• _Exercise description_
Below is a listing. Gather each line of it that contains "title".
--- begin Dataset ---
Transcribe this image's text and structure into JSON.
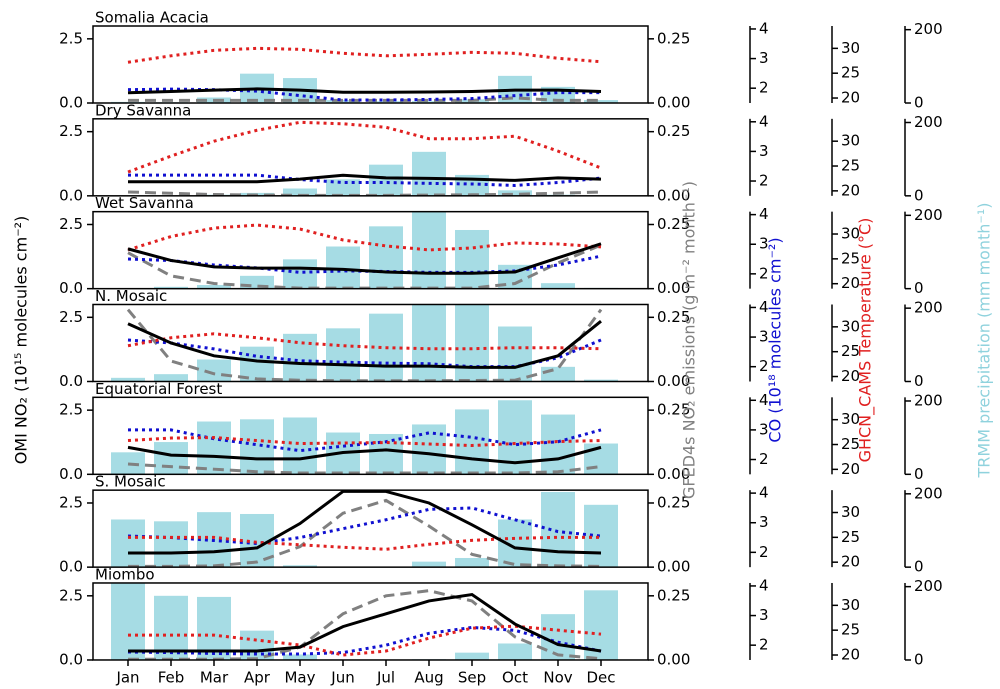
{
  "chart_data": {
    "type": "combo",
    "categories": [
      "Jan",
      "Feb",
      "Mar",
      "Apr",
      "May",
      "Jun",
      "Jul",
      "Aug",
      "Sep",
      "Oct",
      "Nov",
      "Dec"
    ],
    "ylabel": "OMI NO₂ (10¹⁵ molecules cm⁻²)",
    "y2label": "GFED4s NO₂ emissions (g m⁻² month⁻¹)",
    "y3label": "CO (10¹⁸ molecules cm⁻²)",
    "y4label": "GHCN_CAMS Temperature (°C)",
    "y5label": "TRMM precipitation (mm month⁻¹)",
    "ylim": [
      0,
      3.0
    ],
    "yticks": [
      {
        "value": 0,
        "label": "0.0"
      },
      {
        "value": 2.5,
        "label": "2.5"
      }
    ],
    "y2lim": [
      0,
      0.3
    ],
    "y2ticks": [
      {
        "value": 0,
        "label": "0.00"
      },
      {
        "value": 0.25,
        "label": "0.25"
      }
    ],
    "y3lim": [
      1.5,
      4.1
    ],
    "y3ticks": [
      2,
      3,
      4
    ],
    "y4lim": [
      19,
      34.5
    ],
    "y4ticks": [
      20,
      25,
      30
    ],
    "y5lim": [
      0,
      210
    ],
    "y5ticks": [
      0,
      200
    ],
    "panels": [
      {
        "title": "Somalia Acacia",
        "series": [
          {
            "axis": "y5",
            "style": "bar",
            "color": "#a6dce4",
            "values": [
              3,
              2,
              15,
              80,
              68,
              8,
              5,
              5,
              10,
              74,
              44,
              8
            ]
          },
          {
            "axis": "y2",
            "style": "dashed",
            "color": "#808080",
            "values": [
              0.01,
              0.01,
              0.01,
              0.01,
              0.01,
              0.01,
              0.01,
              0.01,
              0.01,
              0.02,
              0.01,
              0.01
            ]
          },
          {
            "axis": "y3",
            "style": "dotted",
            "color": "#1010d0",
            "values": [
              1.95,
              1.97,
              1.95,
              1.9,
              1.75,
              1.6,
              1.6,
              1.62,
              1.65,
              1.75,
              1.85,
              1.85
            ]
          },
          {
            "axis": "y4",
            "style": "dotted",
            "color": "#e02020",
            "values": [
              27.2,
              28.5,
              29.6,
              30,
              29.8,
              29,
              28.5,
              28.8,
              29.2,
              29,
              28,
              27.3
            ]
          },
          {
            "axis": "y",
            "style": "solid",
            "color": "#000000",
            "values": [
              0.4,
              0.45,
              0.5,
              0.55,
              0.5,
              0.42,
              0.42,
              0.43,
              0.45,
              0.5,
              0.5,
              0.45
            ]
          }
        ]
      },
      {
        "title": "Dry Savanna",
        "series": [
          {
            "axis": "y5",
            "style": "bar",
            "color": "#a6dce4",
            "values": [
              0,
              0,
              3,
              8,
              20,
              45,
              85,
              120,
              57,
              15,
              3,
              0
            ]
          },
          {
            "axis": "y2",
            "style": "dashed",
            "color": "#808080",
            "values": [
              0.015,
              0.01,
              0.005,
              0.003,
              0.002,
              0.002,
              0.002,
              0.003,
              0.004,
              0.006,
              0.01,
              0.015
            ]
          },
          {
            "axis": "y3",
            "style": "dotted",
            "color": "#1010d0",
            "values": [
              2.2,
              2.2,
              2.2,
              2.2,
              2.05,
              1.95,
              1.95,
              1.92,
              1.9,
              1.85,
              1.95,
              2.1
            ]
          },
          {
            "axis": "y4",
            "style": "dotted",
            "color": "#e02020",
            "values": [
              23.8,
              27,
              30,
              32.2,
              33.8,
              33.5,
              32.8,
              30.5,
              30.5,
              31,
              28,
              24.6
            ]
          },
          {
            "axis": "y",
            "style": "solid",
            "color": "#000000",
            "values": [
              0.55,
              0.55,
              0.55,
              0.55,
              0.65,
              0.8,
              0.7,
              0.68,
              0.65,
              0.6,
              0.7,
              0.65
            ]
          }
        ]
      },
      {
        "title": "Wet Savanna",
        "series": [
          {
            "axis": "y5",
            "style": "bar",
            "color": "#a6dce4",
            "values": [
              0,
              5,
              10,
              35,
              80,
              115,
              170,
              225,
              160,
              65,
              15,
              2
            ]
          },
          {
            "axis": "y2",
            "style": "dashed",
            "color": "#808080",
            "values": [
              0.14,
              0.05,
              0.02,
              0.01,
              0.002,
              0.002,
              0.002,
              0.002,
              0.002,
              0.02,
              0.1,
              0.17
            ]
          },
          {
            "axis": "y3",
            "style": "dotted",
            "color": "#1010d0",
            "values": [
              2.5,
              2.45,
              2.3,
              2.2,
              2.05,
              2.1,
              2.08,
              2.05,
              2.05,
              2.1,
              2.3,
              2.6
            ]
          },
          {
            "axis": "y4",
            "style": "dotted",
            "color": "#e02020",
            "values": [
              26.8,
              29.5,
              31.2,
              31.8,
              31,
              28.8,
              27.6,
              26.8,
              27.2,
              28.2,
              28,
              27.4
            ]
          },
          {
            "axis": "y",
            "style": "solid",
            "color": "#000000",
            "values": [
              1.55,
              1.1,
              0.85,
              0.8,
              0.8,
              0.75,
              0.65,
              0.6,
              0.6,
              0.65,
              1.2,
              1.75
            ]
          }
        ]
      },
      {
        "title": "N. Mosaic",
        "series": [
          {
            "axis": "y5",
            "style": "bar",
            "color": "#a6dce4",
            "values": [
              10,
              20,
              60,
              95,
              130,
              145,
              185,
              220,
              220,
              150,
              40,
              5
            ]
          },
          {
            "axis": "y2",
            "style": "dashed",
            "color": "#808080",
            "values": [
              0.28,
              0.08,
              0.03,
              0.01,
              0.005,
              0.003,
              0.003,
              0.003,
              0.004,
              0.005,
              0.05,
              0.28
            ]
          },
          {
            "axis": "y3",
            "style": "dotted",
            "color": "#1010d0",
            "values": [
              2.9,
              2.8,
              2.6,
              2.35,
              2.2,
              2.15,
              2.12,
              2.1,
              2.0,
              2.0,
              2.3,
              2.9
            ]
          },
          {
            "axis": "y4",
            "style": "dotted",
            "color": "#e02020",
            "values": [
              26.2,
              27.8,
              28.6,
              27.8,
              26.8,
              26.2,
              25.8,
              25.6,
              25.6,
              25.8,
              25.8,
              25.6
            ]
          },
          {
            "axis": "y",
            "style": "solid",
            "color": "#000000",
            "values": [
              2.25,
              1.5,
              1.0,
              0.8,
              0.7,
              0.65,
              0.6,
              0.6,
              0.55,
              0.55,
              1.0,
              2.35
            ]
          }
        ]
      },
      {
        "title": "Equatorial Forest",
        "series": [
          {
            "axis": "y5",
            "style": "bar",
            "color": "#a6dce4",
            "values": [
              60,
              88,
              144,
              150,
              155,
              114,
              110,
              136,
              177,
              202,
              163,
              84
            ]
          },
          {
            "axis": "y2",
            "style": "dashed",
            "color": "#808080",
            "values": [
              0.04,
              0.03,
              0.02,
              0.01,
              0.005,
              0.005,
              0.005,
              0.005,
              0.005,
              0.005,
              0.01,
              0.03
            ]
          },
          {
            "axis": "y3",
            "style": "dotted",
            "color": "#1010d0",
            "values": [
              3.0,
              3.0,
              2.7,
              2.5,
              2.3,
              2.45,
              2.6,
              2.9,
              2.75,
              2.5,
              2.6,
              3.0
            ]
          },
          {
            "axis": "y4",
            "style": "dotted",
            "color": "#e02020",
            "values": [
              25.8,
              26.3,
              26.4,
              25.8,
              25.2,
              25.3,
              25.4,
              25.1,
              24.8,
              25.2,
              25.6,
              25.8
            ]
          },
          {
            "axis": "y",
            "style": "solid",
            "color": "#000000",
            "values": [
              1.05,
              0.75,
              0.7,
              0.6,
              0.6,
              0.85,
              0.95,
              0.8,
              0.6,
              0.45,
              0.6,
              1.05
            ]
          }
        ]
      },
      {
        "title": "S. Mosaic",
        "series": [
          {
            "axis": "y5",
            "style": "bar",
            "color": "#a6dce4",
            "values": [
              130,
              125,
              150,
              145,
              5,
              1,
              1,
              15,
              25,
              130,
              205,
              170
            ]
          },
          {
            "axis": "y2",
            "style": "dashed",
            "color": "#808080",
            "values": [
              0.003,
              0.003,
              0.005,
              0.02,
              0.08,
              0.21,
              0.26,
              0.16,
              0.05,
              0.01,
              0.005,
              0.003
            ]
          },
          {
            "axis": "y3",
            "style": "dotted",
            "color": "#1010d0",
            "values": [
              2.55,
              2.5,
              2.4,
              2.3,
              2.5,
              2.8,
              3.1,
              3.45,
              3.5,
              3.1,
              2.7,
              2.55
            ]
          },
          {
            "axis": "y4",
            "style": "dotted",
            "color": "#e02020",
            "values": [
              25,
              25,
              25,
              24,
              23.5,
              23,
              22.6,
              23.6,
              24.4,
              24.8,
              25,
              25
            ]
          },
          {
            "axis": "y",
            "style": "solid",
            "color": "#000000",
            "values": [
              0.55,
              0.55,
              0.6,
              0.75,
              1.7,
              2.95,
              2.95,
              2.5,
              1.65,
              0.75,
              0.6,
              0.55
            ]
          }
        ]
      },
      {
        "title": "Miombo",
        "series": [
          {
            "axis": "y5",
            "style": "bar",
            "color": "#a6dce4",
            "values": [
              220,
              175,
              172,
              80,
              15,
              1,
              1,
              2,
              20,
              45,
              125,
              190
            ]
          },
          {
            "axis": "y2",
            "style": "dashed",
            "color": "#808080",
            "values": [
              0.003,
              0.003,
              0.003,
              0.005,
              0.05,
              0.18,
              0.25,
              0.27,
              0.23,
              0.09,
              0.02,
              0.005
            ]
          },
          {
            "axis": "y3",
            "style": "dotted",
            "color": "#1010d0",
            "values": [
              1.77,
              1.75,
              1.72,
              1.7,
              1.7,
              1.75,
              2.0,
              2.4,
              2.6,
              2.5,
              2.1,
              1.8
            ]
          },
          {
            "axis": "y4",
            "style": "dotted",
            "color": "#e02020",
            "values": [
              24,
              24,
              24,
              23,
              22,
              20,
              20.8,
              23.4,
              25.4,
              25.8,
              25,
              24.2
            ]
          },
          {
            "axis": "y",
            "style": "solid",
            "color": "#000000",
            "values": [
              0.35,
              0.35,
              0.35,
              0.35,
              0.5,
              1.3,
              1.8,
              2.3,
              2.55,
              1.4,
              0.6,
              0.35
            ]
          }
        ]
      }
    ]
  }
}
--- end Dataset ---
• _Output_
        "title": "Somalia Acacia",
        "title": "Dry Savanna",
        "title": "Wet Savanna",
        "title": "N. Mosaic",
        "title": "Equatorial Forest",
        "title": "S. Mosaic",
        "title": "Miombo",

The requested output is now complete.